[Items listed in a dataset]
_ _ _ _

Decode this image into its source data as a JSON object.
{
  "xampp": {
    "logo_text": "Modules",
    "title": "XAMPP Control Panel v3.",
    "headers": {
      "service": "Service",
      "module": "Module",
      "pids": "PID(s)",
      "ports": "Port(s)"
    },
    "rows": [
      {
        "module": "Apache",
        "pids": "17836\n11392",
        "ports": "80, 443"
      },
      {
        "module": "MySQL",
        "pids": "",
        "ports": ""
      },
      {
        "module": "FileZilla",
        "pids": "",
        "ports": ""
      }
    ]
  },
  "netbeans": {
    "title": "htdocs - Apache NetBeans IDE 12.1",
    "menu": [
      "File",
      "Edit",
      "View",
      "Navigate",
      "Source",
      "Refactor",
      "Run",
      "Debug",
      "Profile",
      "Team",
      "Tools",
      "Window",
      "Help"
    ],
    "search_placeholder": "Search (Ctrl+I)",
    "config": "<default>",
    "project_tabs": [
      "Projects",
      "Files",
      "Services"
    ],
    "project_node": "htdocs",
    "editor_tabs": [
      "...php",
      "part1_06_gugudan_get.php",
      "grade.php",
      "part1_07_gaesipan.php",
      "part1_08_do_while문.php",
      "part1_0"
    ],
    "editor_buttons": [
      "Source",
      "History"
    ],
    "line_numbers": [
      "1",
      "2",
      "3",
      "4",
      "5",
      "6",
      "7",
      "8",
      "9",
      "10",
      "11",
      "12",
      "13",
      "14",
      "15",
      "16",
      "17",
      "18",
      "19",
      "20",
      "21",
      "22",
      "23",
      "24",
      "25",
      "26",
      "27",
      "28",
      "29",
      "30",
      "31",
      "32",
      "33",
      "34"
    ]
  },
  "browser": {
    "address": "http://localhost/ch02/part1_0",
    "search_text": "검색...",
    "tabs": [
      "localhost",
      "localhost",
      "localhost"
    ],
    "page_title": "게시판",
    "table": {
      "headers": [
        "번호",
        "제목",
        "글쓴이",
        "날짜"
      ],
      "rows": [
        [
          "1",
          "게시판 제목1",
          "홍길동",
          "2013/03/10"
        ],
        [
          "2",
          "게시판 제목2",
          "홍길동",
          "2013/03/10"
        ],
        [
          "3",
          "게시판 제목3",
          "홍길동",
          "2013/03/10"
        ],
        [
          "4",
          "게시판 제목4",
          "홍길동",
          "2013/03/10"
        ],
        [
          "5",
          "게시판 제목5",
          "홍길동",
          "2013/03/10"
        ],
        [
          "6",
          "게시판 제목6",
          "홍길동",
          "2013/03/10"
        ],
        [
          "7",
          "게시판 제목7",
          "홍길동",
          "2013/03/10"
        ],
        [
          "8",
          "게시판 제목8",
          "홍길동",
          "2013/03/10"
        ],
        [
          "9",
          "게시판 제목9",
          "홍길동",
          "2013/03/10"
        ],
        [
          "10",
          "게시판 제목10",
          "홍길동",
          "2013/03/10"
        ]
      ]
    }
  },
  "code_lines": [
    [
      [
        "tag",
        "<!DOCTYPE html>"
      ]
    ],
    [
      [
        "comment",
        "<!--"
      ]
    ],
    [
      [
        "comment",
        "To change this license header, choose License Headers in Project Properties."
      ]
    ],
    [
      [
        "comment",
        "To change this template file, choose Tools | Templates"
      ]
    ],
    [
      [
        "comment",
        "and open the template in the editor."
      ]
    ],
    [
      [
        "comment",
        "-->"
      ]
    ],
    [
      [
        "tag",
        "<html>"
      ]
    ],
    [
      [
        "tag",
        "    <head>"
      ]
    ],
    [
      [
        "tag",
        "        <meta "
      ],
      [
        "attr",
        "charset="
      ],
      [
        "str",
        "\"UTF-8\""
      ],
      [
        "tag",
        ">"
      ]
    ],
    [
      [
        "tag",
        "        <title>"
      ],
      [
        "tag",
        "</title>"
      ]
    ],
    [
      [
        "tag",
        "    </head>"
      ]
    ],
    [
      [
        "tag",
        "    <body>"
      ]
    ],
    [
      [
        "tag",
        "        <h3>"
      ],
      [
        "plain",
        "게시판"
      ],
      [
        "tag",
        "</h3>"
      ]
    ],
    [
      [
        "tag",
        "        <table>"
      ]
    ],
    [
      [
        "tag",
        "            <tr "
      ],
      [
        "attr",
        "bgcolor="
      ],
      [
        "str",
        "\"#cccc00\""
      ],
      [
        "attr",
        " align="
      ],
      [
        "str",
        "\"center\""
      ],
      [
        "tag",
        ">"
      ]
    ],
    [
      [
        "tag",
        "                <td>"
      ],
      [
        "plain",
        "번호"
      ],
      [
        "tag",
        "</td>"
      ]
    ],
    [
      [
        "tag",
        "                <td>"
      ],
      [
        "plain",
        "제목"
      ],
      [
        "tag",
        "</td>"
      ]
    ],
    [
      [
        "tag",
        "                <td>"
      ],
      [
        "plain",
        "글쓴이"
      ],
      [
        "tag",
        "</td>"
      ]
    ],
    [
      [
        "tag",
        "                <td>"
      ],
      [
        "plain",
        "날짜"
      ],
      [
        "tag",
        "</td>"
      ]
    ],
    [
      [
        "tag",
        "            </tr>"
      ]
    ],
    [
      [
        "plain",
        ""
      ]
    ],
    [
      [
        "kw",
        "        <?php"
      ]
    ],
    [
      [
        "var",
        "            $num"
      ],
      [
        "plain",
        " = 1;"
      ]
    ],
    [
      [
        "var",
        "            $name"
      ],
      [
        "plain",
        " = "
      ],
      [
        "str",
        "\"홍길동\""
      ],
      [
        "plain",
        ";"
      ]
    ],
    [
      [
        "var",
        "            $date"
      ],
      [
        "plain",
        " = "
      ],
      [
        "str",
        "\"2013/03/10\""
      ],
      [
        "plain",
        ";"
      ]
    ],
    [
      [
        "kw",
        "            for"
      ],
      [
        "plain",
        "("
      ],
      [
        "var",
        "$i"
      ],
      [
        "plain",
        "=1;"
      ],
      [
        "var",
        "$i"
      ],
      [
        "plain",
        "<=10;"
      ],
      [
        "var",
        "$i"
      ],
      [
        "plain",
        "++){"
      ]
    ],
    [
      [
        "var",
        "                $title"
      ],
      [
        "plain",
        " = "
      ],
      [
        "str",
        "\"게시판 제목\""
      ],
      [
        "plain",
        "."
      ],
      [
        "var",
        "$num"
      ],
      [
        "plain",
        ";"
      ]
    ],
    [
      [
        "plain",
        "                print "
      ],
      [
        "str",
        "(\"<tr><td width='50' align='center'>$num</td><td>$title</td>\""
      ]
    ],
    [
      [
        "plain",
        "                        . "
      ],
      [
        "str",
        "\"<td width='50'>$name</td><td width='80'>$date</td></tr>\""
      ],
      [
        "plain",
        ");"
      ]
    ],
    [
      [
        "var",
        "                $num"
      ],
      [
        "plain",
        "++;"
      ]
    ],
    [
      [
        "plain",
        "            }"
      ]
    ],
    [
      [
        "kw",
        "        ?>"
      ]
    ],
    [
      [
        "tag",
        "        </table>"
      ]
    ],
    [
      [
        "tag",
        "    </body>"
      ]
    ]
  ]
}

_ _ _ _

* **Written instruction**: Reproduce every line of the material above exactly.

* **Response below**:
Decode this image into its source data as a JSON object.
{
  "xampp": {
    "logo_text": "Modules",
    "title": "XAMPP Control Panel v3.",
    "headers": {
      "service": "Service",
      "module": "Module",
      "pids": "PID(s)",
      "ports": "Port(s)"
    },
    "rows": [
      {
        "module": "Apache",
        "pids": "17836\n11392",
        "ports": "80, 443"
      },
      {
        "module": "MySQL",
        "pids": "",
        "ports": ""
      },
      {
        "module": "FileZilla",
        "pids": "",
        "ports": ""
      }
    ]
  },
  "netbeans": {
    "title": "htdocs - Apache NetBeans IDE 12.1",
    "menu": [
      "File",
      "Edit",
      "View",
      "Navigate",
      "Source",
      "Refactor",
      "Run",
      "Debug",
      "Profile",
      "Team",
      "Tools",
      "Window",
      "Help"
    ],
    "search_placeholder": "Search (Ctrl+I)",
    "config": "<default>",
    "project_tabs": [
      "Projects",
      "Files",
      "Services"
    ],
    "project_node": "htdocs",
    "editor_tabs": [
      "...php",
      "part1_06_gugudan_get.php",
      "grade.php",
      "part1_07_gaesipan.php",
      "part1_08_do_while문.php",
      "part1_0"
    ],
    "editor_buttons": [
      "Source",
      "History"
    ],
    "line_numbers": [
      "1",
      "2",
      "3",
      "4",
      "5",
      "6",
      "7",
      "8",
      "9",
      "10",
      "11",
      "12",
      "13",
      "14",
      "15",
      "16",
      "17",
      "18",
      "19",
      "20",
      "21",
      "22",
      "23",
      "24",
      "25",
      "26",
      "27",
      "28",
      "29",
      "30",
      "31",
      "32",
      "33",
      "34"
    ]
  },
  "browser": {
    "address": "http://localhost/ch02/part1_0",
    "search_text": "검색...",
    "tabs": [
      "localhost",
      "localhost",
      "localhost"
    ],
    "page_title": "게시판",
    "table": {
      "headers": [
        "번호",
        "제목",
        "글쓴이",
        "날짜"
      ],
      "rows": [
        [
          "1",
          "게시판 제목1",
          "홍길동",
          "2013/03/10"
        ],
        [
          "2",
          "게시판 제목2",
          "홍길동",
          "2013/03/10"
        ],
        [
          "3",
          "게시판 제목3",
          "홍길동",
          "2013/03/10"
        ],
        [
          "4",
          "게시판 제목4",
          "홍길동",
          "2013/03/10"
        ],
        [
          "5",
          "게시판 제목5",
          "홍길동",
          "2013/03/10"
        ],
        [
          "6",
          "게시판 제목6",
          "홍길동",
          "2013/03/10"
        ],
        [
          "7",
          "게시판 제목7",
          "홍길동",
          "2013/03/10"
        ],
        [
          "8",
          "게시판 제목8",
          "홍길동",
          "2013/03/10"
        ],
        [
          "9",
          "게시판 제목9",
          "홍길동",
          "2013/03/10"
        ],
        [
          "10",
          "게시판 제목10",
          "홍길동",
          "2013/03/10"
        ]
      ]
    }
  },
  "code_lines": [
    [
      [
        "tag",
        "<!DOCTYPE html>"
      ]
    ],
    [
      [
        "comment",
        "<!--"
      ]
    ],
    [
      [
        "comment",
        "To change this license header, choose License Headers in Project Properties."
      ]
    ],
    [
      [
        "comment",
        "To change this template file, choose Tools | Templates"
      ]
    ],
    [
      [
        "comment",
        "and open the template in the editor."
      ]
    ],
    [
      [
        "comment",
        "-->"
      ]
    ],
    [
      [
        "tag",
        "<html>"
      ]
    ],
    [
      [
        "tag",
        "    <head>"
      ]
    ],
    [
      [
        "tag",
        "        <meta "
      ],
      [
        "attr",
        "charset="
      ],
      [
        "str",
        "\"UTF-8\""
      ],
      [
        "tag",
        ">"
      ]
    ],
    [
      [
        "tag",
        "        <title>"
      ],
      [
        "tag",
        "</title>"
      ]
    ],
    [
      [
        "tag",
        "    </head>"
      ]
    ],
    [
      [
        "tag",
        "    <body>"
      ]
    ],
    [
      [
        "tag",
        "        <h3>"
      ],
      [
        "plain",
        "게시판"
      ],
      [
        "tag",
        "</h3>"
      ]
    ],
    [
      [
        "tag",
        "        <table>"
      ]
    ],
    [
      [
        "tag",
        "            <tr "
      ],
      [
        "attr",
        "bgcolor="
      ],
      [
        "str",
        "\"#cccc00\""
      ],
      [
        "attr",
        " align="
      ],
      [
        "str",
        "\"center\""
      ],
      [
        "tag",
        ">"
      ]
    ],
    [
      [
        "tag",
        "                <td>"
      ],
      [
        "plain",
        "번호"
      ],
      [
        "tag",
        "</td>"
      ]
    ],
    [
      [
        "tag",
        "                <td>"
      ],
      [
        "plain",
        "제목"
      ],
      [
        "tag",
        "</td>"
      ]
    ],
    [
      [
        "tag",
        "                <td>"
      ],
      [
        "plain",
        "글쓴이"
      ],
      [
        "tag",
        "</td>"
      ]
    ],
    [
      [
        "tag",
        "                <td>"
      ],
      [
        "plain",
        "날짜"
      ],
      [
        "tag",
        "</td>"
      ]
    ],
    [
      [
        "tag",
        "            </tr>"
      ]
    ],
    [
      [
        "plain",
        ""
      ]
    ],
    [
      [
        "kw",
        "        <?php"
      ]
    ],
    [
      [
        "var",
        "            $num"
      ],
      [
        "plain",
        " = 1;"
      ]
    ],
    [
      [
        "var",
        "            $name"
      ],
      [
        "plain",
        " = "
      ],
      [
        "str",
        "\"홍길동\""
      ],
      [
        "plain",
        ";"
      ]
    ],
    [
      [
        "var",
        "            $date"
      ],
      [
        "plain",
        " = "
      ],
      [
        "str",
        "\"2013/03/10\""
      ],
      [
        "plain",
        ";"
      ]
    ],
    [
      [
        "kw",
        "            for"
      ],
      [
        "plain",
        "("
      ],
      [
        "var",
        "$i"
      ],
      [
        "plain",
        "=1;"
      ],
      [
        "var",
        "$i"
      ],
      [
        "plain",
        "<=10;"
      ],
      [
        "var",
        "$i"
      ],
      [
        "plain",
        "++){"
      ]
    ],
    [
      [
        "var",
        "                $title"
      ],
      [
        "plain",
        " = "
      ],
      [
        "str",
        "\"게시판 제목\""
      ],
      [
        "plain",
        "."
      ],
      [
        "var",
        "$num"
      ],
      [
        "plain",
        ";"
      ]
    ],
    [
      [
        "plain",
        "                print "
      ],
      [
        "str",
        "(\"<tr><td width='50' align='center'>$num</td><td>$title</td>\""
      ]
    ],
    [
      [
        "plain",
        "                        . "
      ],
      [
        "str",
        "\"<td width='50'>$name</td><td width='80'>$date</td></tr>\""
      ],
      [
        "plain",
        ");"
      ]
    ],
    [
      [
        "var",
        "                $num"
      ],
      [
        "plain",
        "++;"
      ]
    ],
    [
      [
        "plain",
        "            }"
      ]
    ],
    [
      [
        "kw",
        "        ?>"
      ]
    ],
    [
      [
        "tag",
        "        </table>"
      ]
    ],
    [
      [
        "tag",
        "    </body>"
      ]
    ]
  ]
}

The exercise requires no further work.